[TASK DESCRIPTION]: Select all lines holding the word "Directory" from the entries that follow.

[Dataset excerpts]:

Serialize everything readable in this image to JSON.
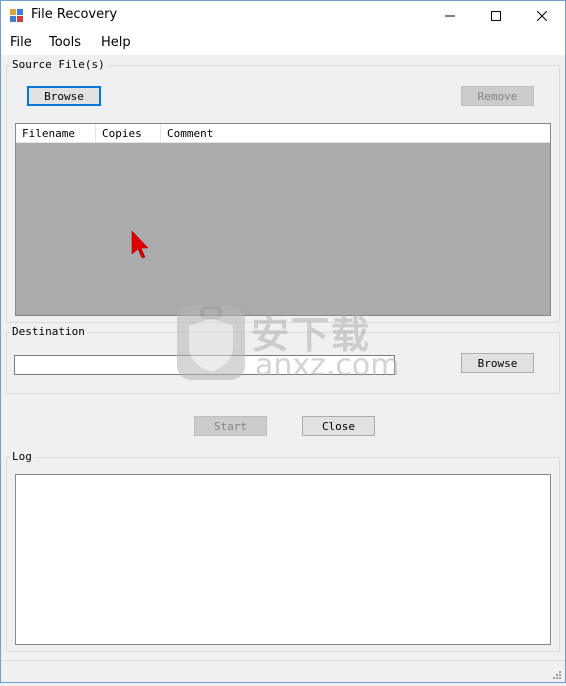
{
  "window": {
    "title": "File Recovery",
    "controls": [
      "minimize",
      "maximize",
      "close"
    ]
  },
  "menu": {
    "items": [
      "File",
      "Tools",
      "Help"
    ]
  },
  "source_group": {
    "label": "Source File(s)",
    "browse_label": "Browse",
    "remove_label": "Remove",
    "columns": [
      "Filename",
      "Copies",
      "Comment"
    ]
  },
  "destination_group": {
    "label": "Destination",
    "value": "",
    "browse_label": "Browse"
  },
  "actions": {
    "start_label": "Start",
    "close_label": "Close"
  },
  "log_group": {
    "label": "Log"
  },
  "watermark": {
    "chinese": "安下载",
    "domain": "anxz.com"
  },
  "colors": {
    "accent": "#0078d7",
    "list_background": "#ababab",
    "cursor": "#e00000"
  }
}
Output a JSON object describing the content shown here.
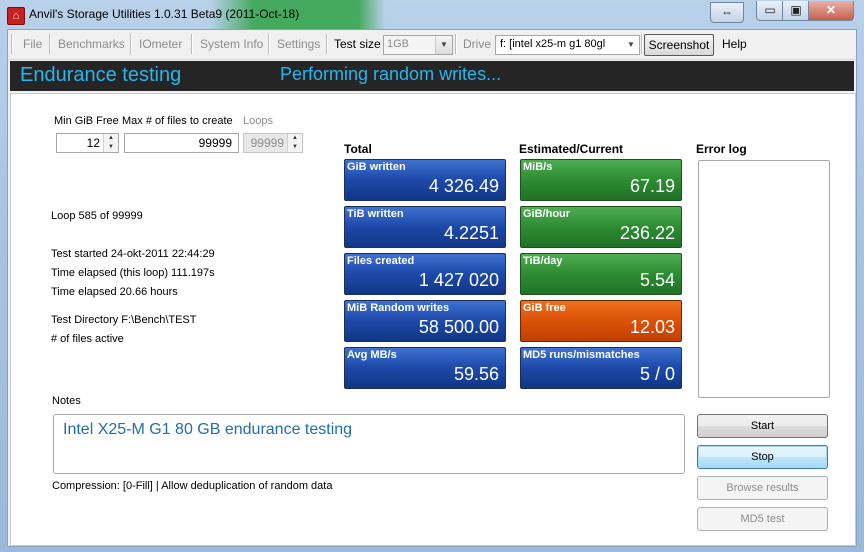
{
  "window": {
    "title": "Anvil's Storage Utilities 1.0.31 Beta9 (2011-Oct-18)",
    "icon": "anvil-app-icon",
    "controls": {
      "extra": "⇔",
      "minimize": "▭",
      "maximize": "▣",
      "close": "✕"
    }
  },
  "menubar": {
    "file": "File",
    "benchmarks": "Benchmarks",
    "iometer": "IOmeter",
    "system_info": "System Info",
    "settings": "Settings",
    "test_size_label": "Test size",
    "test_size_value": "1GB",
    "drive_label": "Drive",
    "drive_value": "f: [intel x25-m g1 80gl",
    "screenshot": "Screenshot",
    "help": "Help"
  },
  "header": {
    "title": "Endurance testing",
    "status": "Performing random writes..."
  },
  "params": {
    "min_gib_free_label": "Min GiB Free",
    "min_gib_free_value": "12",
    "max_files_label": "Max # of files to create",
    "max_files_value": "99999",
    "loops_label": "Loops",
    "loops_value": "99999"
  },
  "info": {
    "loop": "Loop 585 of 99999",
    "test_started": "Test started 24-okt-2011 22:44:29",
    "elapsed_loop": "Time elapsed (this loop) 111.197s",
    "elapsed_total": "Time elapsed 20.66 hours",
    "test_directory": "Test Directory F:\\Bench\\TEST",
    "files_active": "# of files active"
  },
  "total": {
    "heading": "Total",
    "tiles": [
      {
        "label": "GiB written",
        "value": "4 326.49",
        "color": "blue"
      },
      {
        "label": "TiB written",
        "value": "4.2251",
        "color": "blue"
      },
      {
        "label": "Files created",
        "value": "1 427 020",
        "color": "blue"
      },
      {
        "label": "MiB Random writes",
        "value": "58 500.00",
        "color": "blue"
      },
      {
        "label": "Avg MB/s",
        "value": "59.56",
        "color": "blue"
      }
    ]
  },
  "estimated": {
    "heading": "Estimated/Current",
    "tiles": [
      {
        "label": "MiB/s",
        "value": "67.19",
        "color": "green"
      },
      {
        "label": "GiB/hour",
        "value": "236.22",
        "color": "green"
      },
      {
        "label": "TiB/day",
        "value": "5.54",
        "color": "green"
      },
      {
        "label": "GiB free",
        "value": "12.03",
        "color": "orange"
      },
      {
        "label": "MD5 runs/mismatches",
        "value": "5 / 0",
        "color": "blue"
      }
    ]
  },
  "error_log": {
    "heading": "Error log"
  },
  "notes": {
    "label": "Notes",
    "text": "Intel X25-M G1 80 GB endurance testing",
    "compression": "Compression: [0-Fill] | Allow deduplication of random data"
  },
  "buttons": {
    "start": "Start",
    "stop": "Stop",
    "browse_results": "Browse results",
    "md5_test": "MD5 test"
  },
  "colors": {
    "header_bg": "#252525",
    "header_text": "#29b5ee",
    "tile_blue": "#1d49a8",
    "tile_green": "#2d8c32",
    "tile_orange": "#dc5108"
  }
}
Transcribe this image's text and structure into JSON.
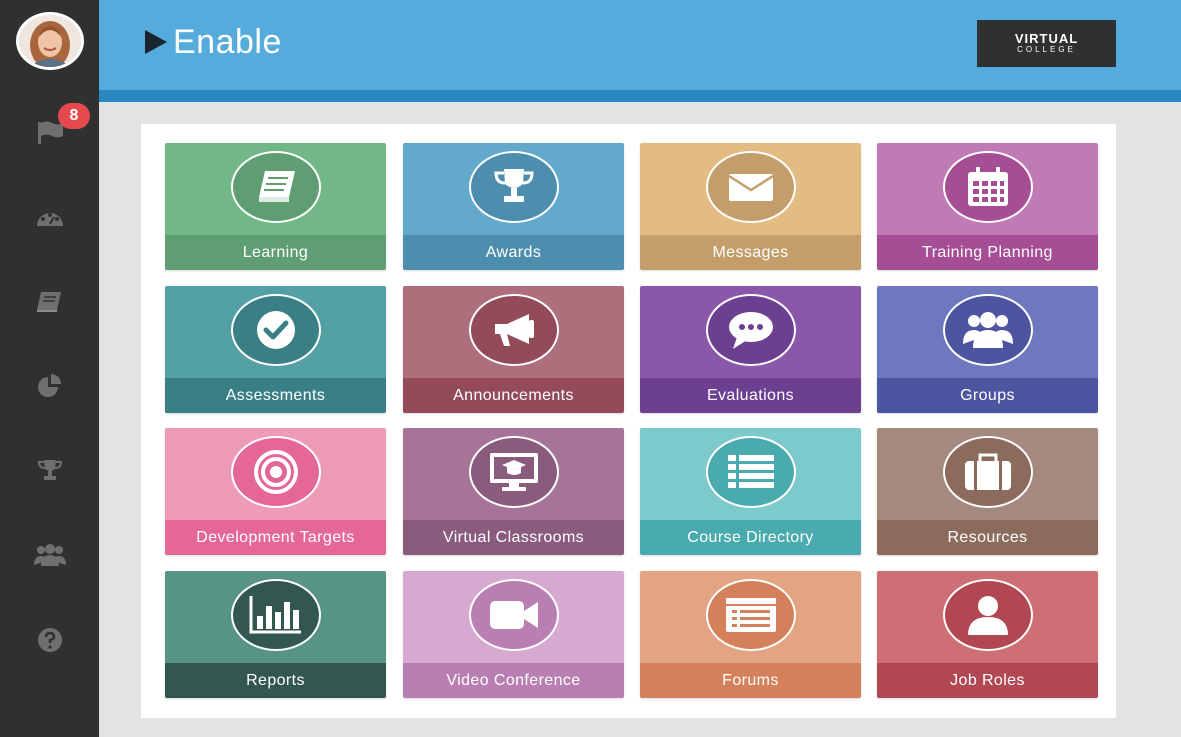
{
  "header": {
    "title": "Enable",
    "logo_top": "VIRTUAL",
    "logo_bottom": "COLLEGE"
  },
  "sidebar": {
    "notification_count": "8",
    "items": [
      {
        "icon": "flag-icon"
      },
      {
        "icon": "dashboard-icon"
      },
      {
        "icon": "book-icon"
      },
      {
        "icon": "pie-chart-icon"
      },
      {
        "icon": "trophy-icon"
      },
      {
        "icon": "users-icon"
      },
      {
        "icon": "help-icon"
      }
    ]
  },
  "tiles": [
    {
      "label": "Learning",
      "icon": "book-icon",
      "top": "#72b886",
      "bottom": "#5f9e72",
      "circle": "#5f9e72"
    },
    {
      "label": "Awards",
      "icon": "trophy-icon",
      "top": "#62a9cc",
      "bottom": "#4d8eae",
      "circle": "#4d8eae"
    },
    {
      "label": "Messages",
      "icon": "envelope-icon",
      "top": "#e3bc83",
      "bottom": "#c39e6b",
      "circle": "#c39e6b"
    },
    {
      "label": "Training Planning",
      "icon": "calendar-icon",
      "top": "#c07ab4",
      "bottom": "#a54d95",
      "circle": "#a54d95"
    },
    {
      "label": "Assessments",
      "icon": "checkmark-icon",
      "top": "#53a0a5",
      "bottom": "#3a7f85",
      "circle": "#3a7f85"
    },
    {
      "label": "Announcements",
      "icon": "megaphone-icon",
      "top": "#ad6f7c",
      "bottom": "#934a59",
      "circle": "#934a59"
    },
    {
      "label": "Evaluations",
      "icon": "chat-bubble-icon",
      "top": "#8a58a8",
      "bottom": "#6d3f91",
      "circle": "#6d3f91"
    },
    {
      "label": "Groups",
      "icon": "users-icon",
      "top": "#6e78be",
      "bottom": "#4e55a0",
      "circle": "#4e55a0"
    },
    {
      "label": "Development Targets",
      "icon": "target-icon",
      "top": "#ee9ab9",
      "bottom": "#e56797",
      "circle": "#e56797"
    },
    {
      "label": "Virtual Classrooms",
      "icon": "monitor-graduation-icon",
      "top": "#a57497",
      "bottom": "#8a5b7d",
      "circle": "#8a5b7d"
    },
    {
      "label": "Course Directory",
      "icon": "list-icon",
      "top": "#7ccacb",
      "bottom": "#4aabae",
      "circle": "#4aabae"
    },
    {
      "label": "Resources",
      "icon": "briefcase-icon",
      "top": "#a48a7e",
      "bottom": "#8b6b5c",
      "circle": "#8b6b5c"
    },
    {
      "label": "Reports",
      "icon": "bar-chart-icon",
      "top": "#579484",
      "bottom": "#33574f",
      "circle": "#33574f"
    },
    {
      "label": "Video Conference",
      "icon": "video-camera-icon",
      "top": "#d6a9d0",
      "bottom": "#b97fb3",
      "circle": "#b97fb3"
    },
    {
      "label": "Forums",
      "icon": "forum-icon",
      "top": "#e2a482",
      "bottom": "#d4805a",
      "circle": "#d4805a"
    },
    {
      "label": "Job Roles",
      "icon": "user-icon",
      "top": "#cd6f75",
      "bottom": "#b04752",
      "circle": "#b04752"
    }
  ]
}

[EXERCISE RESPONSE]:
    "test_directory": "Test Directory F:\\Bench\\TEST",
      "label": "Course Directory",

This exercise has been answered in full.